> OBJECTIVE
Would you transcribe the listing that follows, character for character, and omit its images?

***

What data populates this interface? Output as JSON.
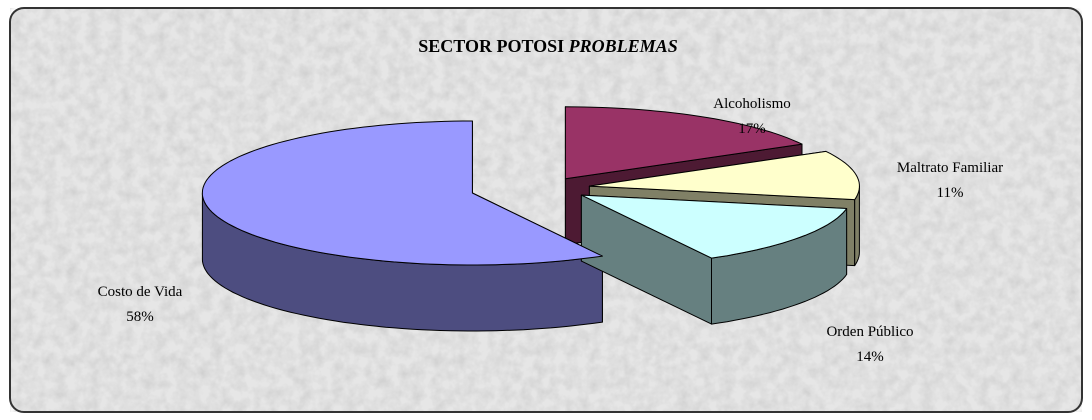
{
  "chart_data": {
    "type": "pie3d",
    "title": "SECTOR POTOSI",
    "title_emphasis": "PROBLEMAS",
    "categories": [
      "Alcoholismo",
      "Maltrato Familiar",
      "Orden Público",
      "Costo de Vida"
    ],
    "values": [
      17,
      11,
      14,
      58
    ],
    "value_labels": [
      "17%",
      "11%",
      "14%",
      "58%"
    ],
    "colors": [
      "#993366",
      "#ffffcc",
      "#ccffff",
      "#9999ff"
    ]
  }
}
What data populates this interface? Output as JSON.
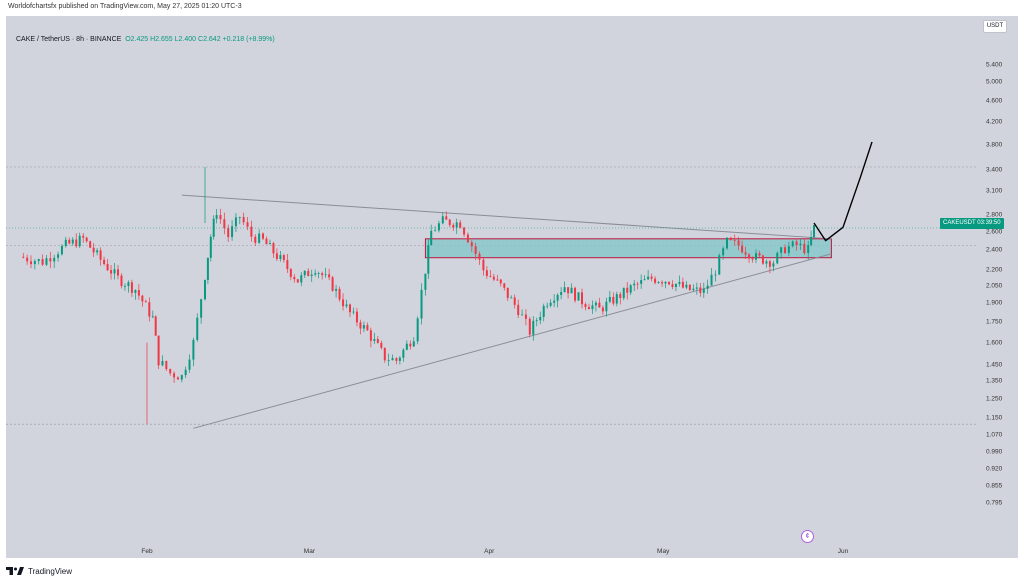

***

> WRITTEN ANSWER
What data populates this interface? Output as JSON.
{
  "chart_data": {
    "type": "pie3d",
    "title": "SECTOR POTOSI",
    "title_emphasis": "PROBLEMAS",
    "categories": [
      "Alcoholismo",
      "Maltrato Familiar",
      "Orden Público",
      "Costo de Vida"
    ],
    "values": [
      17,
      11,
      14,
      58
    ],
    "value_labels": [
      "17%",
      "11%",
      "14%",
      "58%"
    ],
    "colors": [
      "#993366",
      "#ffffcc",
      "#ccffff",
      "#9999ff"
    ]
  }
}
What data populates this interface? Output as JSON.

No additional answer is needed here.